[start Provided data]

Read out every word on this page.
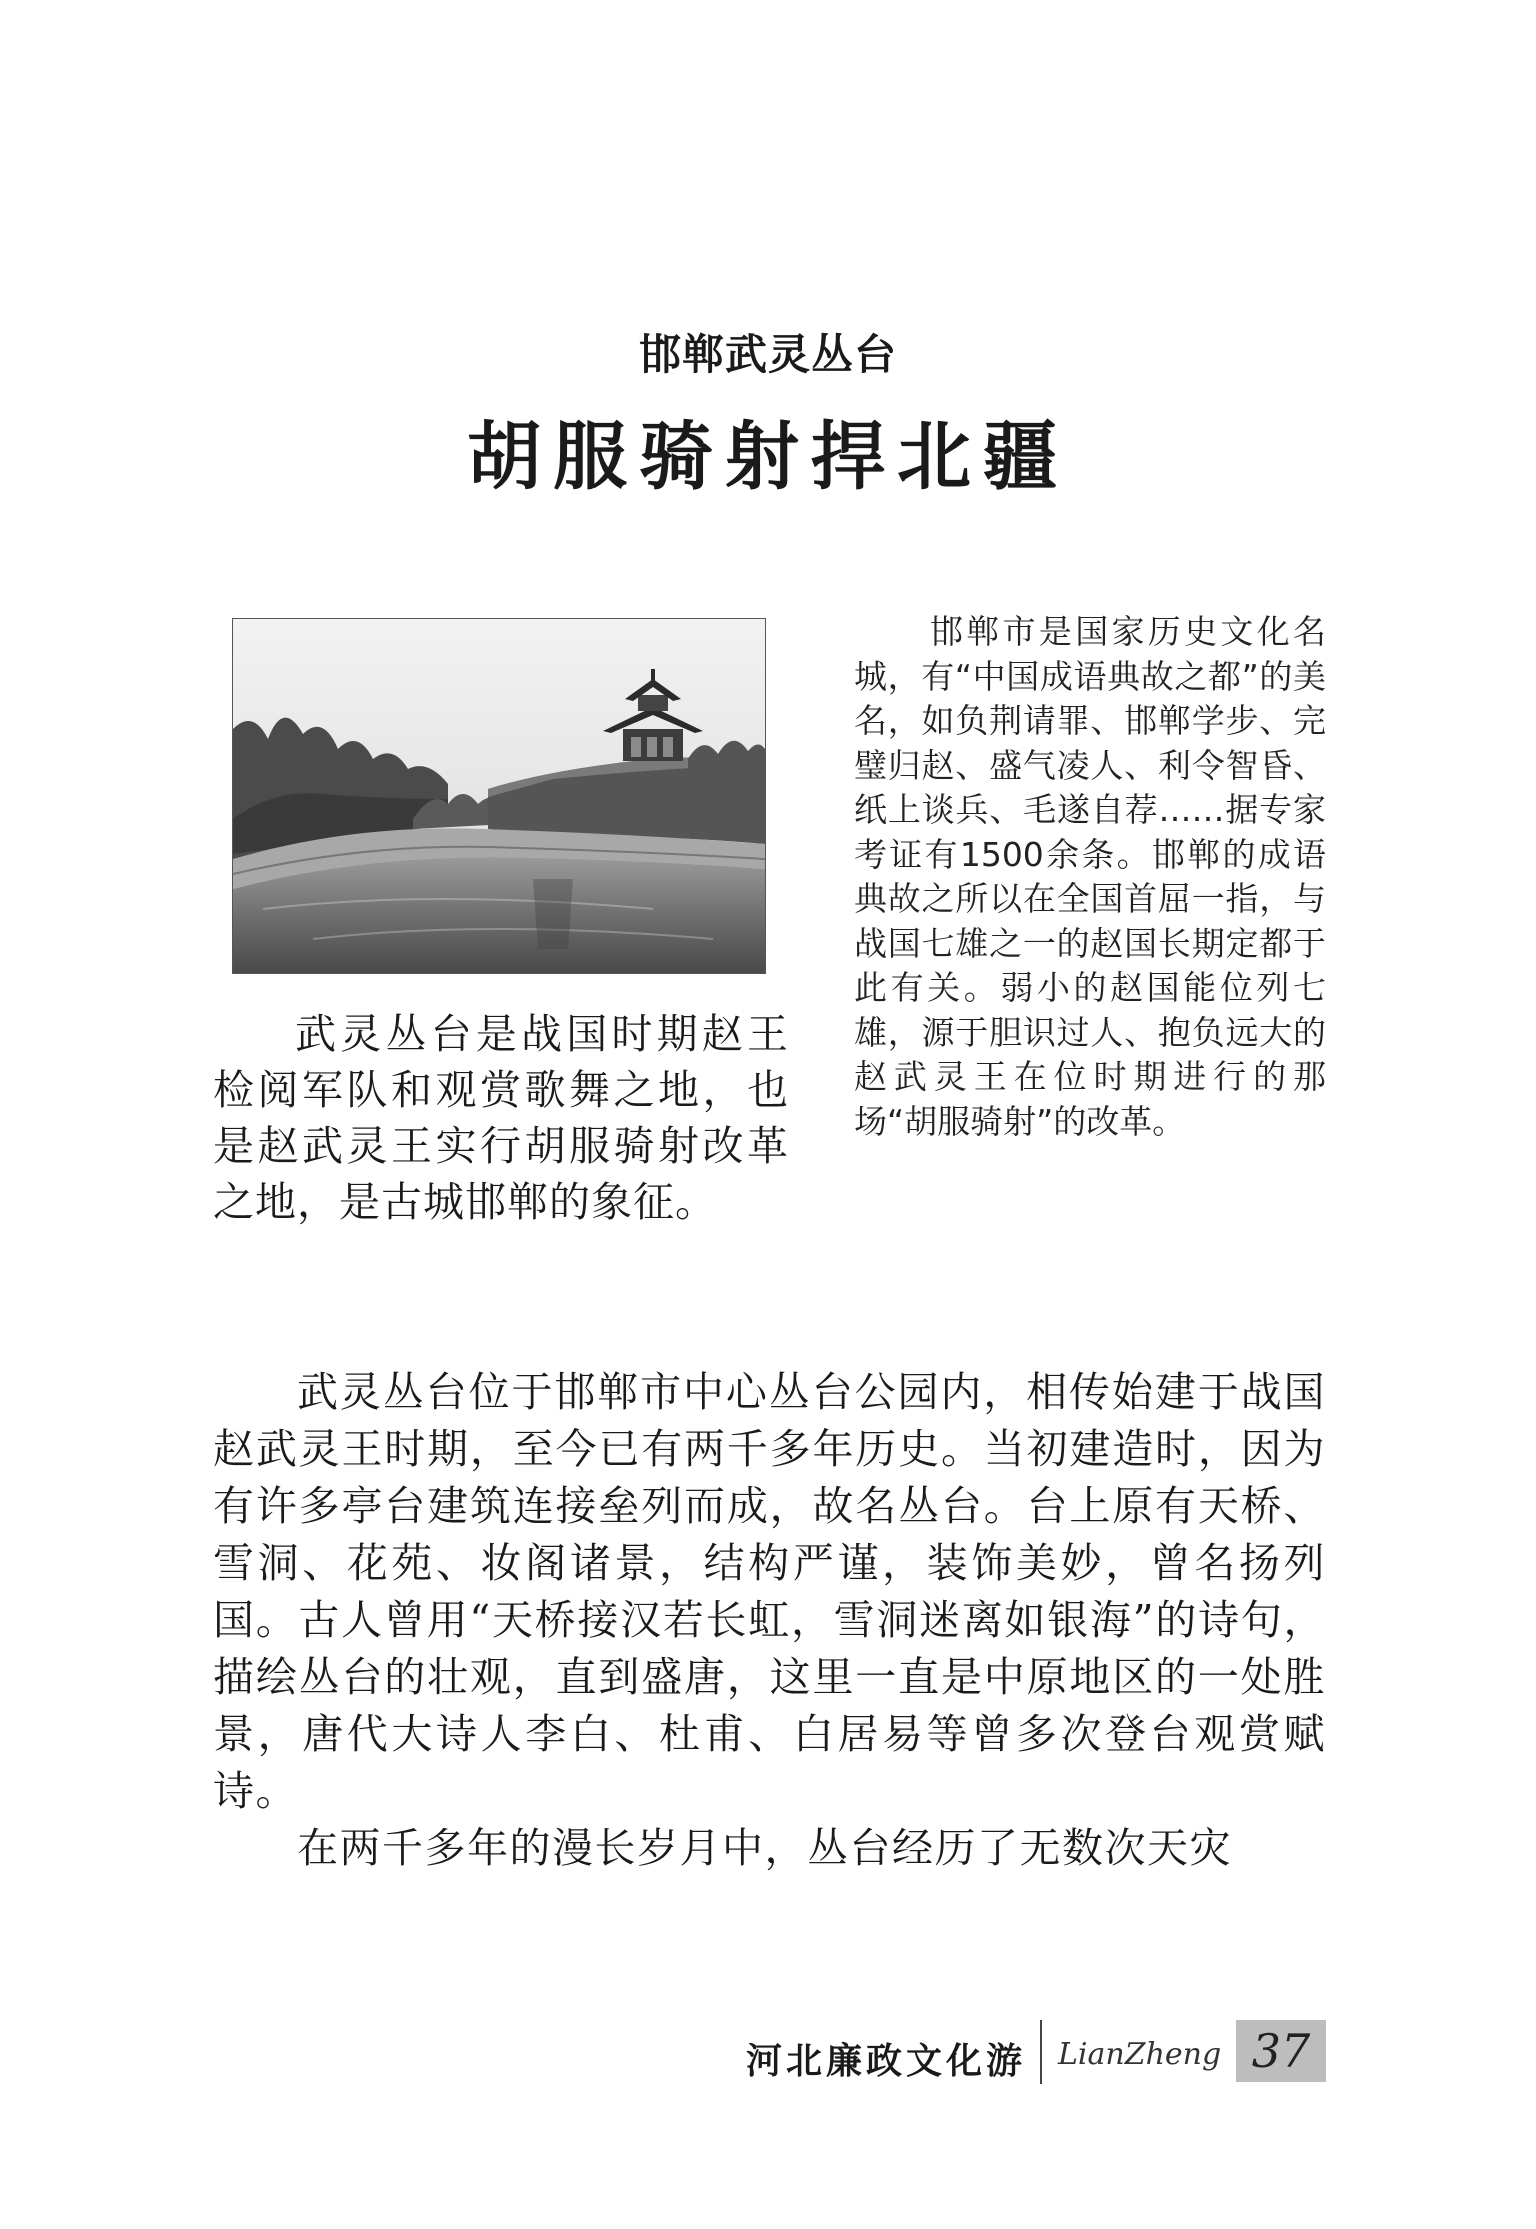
邯郸武灵丛台
胡服骑射捍北疆
武灵丛台是战国时期赵王检阅军队和观赏歌舞之地，也是赵武灵王实行胡服骑射改革之地，是古城邯郸的象征。
邯郸市是国家历史文化名城，有“中国成语典故之都”的美名，如负荆请罪、邯郸学步、完璧归赵、盛气凌人、利令智昏、纸上谈兵、毛遂自荐……据专家考证有1500余条。邯郸的成语典故之所以在全国首屈一指，与战国七雄之一的赵国长期定都于此有关。弱小的赵国能位列七雄，源于胆识过人、抱负远大的赵武灵王在位时期进行的那场“胡服骑射”的改革。

武灵丛台位于邯郸市中心丛台公园内，相传始建于战国赵武灵王时期，至今已有两千多年历史。当初建造时，因为有许多亭台建筑连接垒列而成，故名丛台。台上原有天桥、雪洞、花苑、妆阁诸景，结构严谨，装饰美妙，曾名扬列国。古人曾用“天桥接汉若长虹，雪洞迷离如银海”的诗句，描绘丛台的壮观，直到盛唐，这里一直是中原地区的一处胜景，唐代大诗人李白、杜甫、白居易等曾多次登台观赏赋诗。

在两千多年的漫长岁月中，丛台经历了无数次天灾

河北廉政文化游 LianZheng 37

[end Provided data]

Print the records word for word and exclude any picture they hold.

**The output:**
Read out every word on this page.
邯郸武灵丛台
胡服骑射捍北疆
武灵丛台是战国时期赵王检阅军队和观赏歌舞之地，也是赵武灵王实行胡服骑射改革之地，是古城邯郸的象征。
邯郸市是国家历史文化名城，有“中国成语典故之都”的美名，如负荆请罪、邯郸学步、完璧归赵、盛气凌人、利令智昏、纸上谈兵、毛遂自荐……据专家考证有1500余条。邯郸的成语典故之所以在全国首屈一指，与战国七雄之一的赵国长期定都于此有关。弱小的赵国能位列七雄，源于胆识过人、抱负远大的赵武灵王在位时期进行的那场“胡服骑射”的改革。

武灵丛台位于邯郸市中心丛台公园内，相传始建于战国赵武灵王时期，至今已有两千多年历史。当初建造时，因为有许多亭台建筑连接垒列而成，故名丛台。台上原有天桥、雪洞、花苑、妆阁诸景，结构严谨，装饰美妙，曾名扬列国。古人曾用“天桥接汉若长虹，雪洞迷离如银海”的诗句，描绘丛台的壮观，直到盛唐，这里一直是中原地区的一处胜景，唐代大诗人李白、杜甫、白居易等曾多次登台观赏赋诗。

在两千多年的漫长岁月中，丛台经历了无数次天灾

河北廉政文化游 LianZheng 37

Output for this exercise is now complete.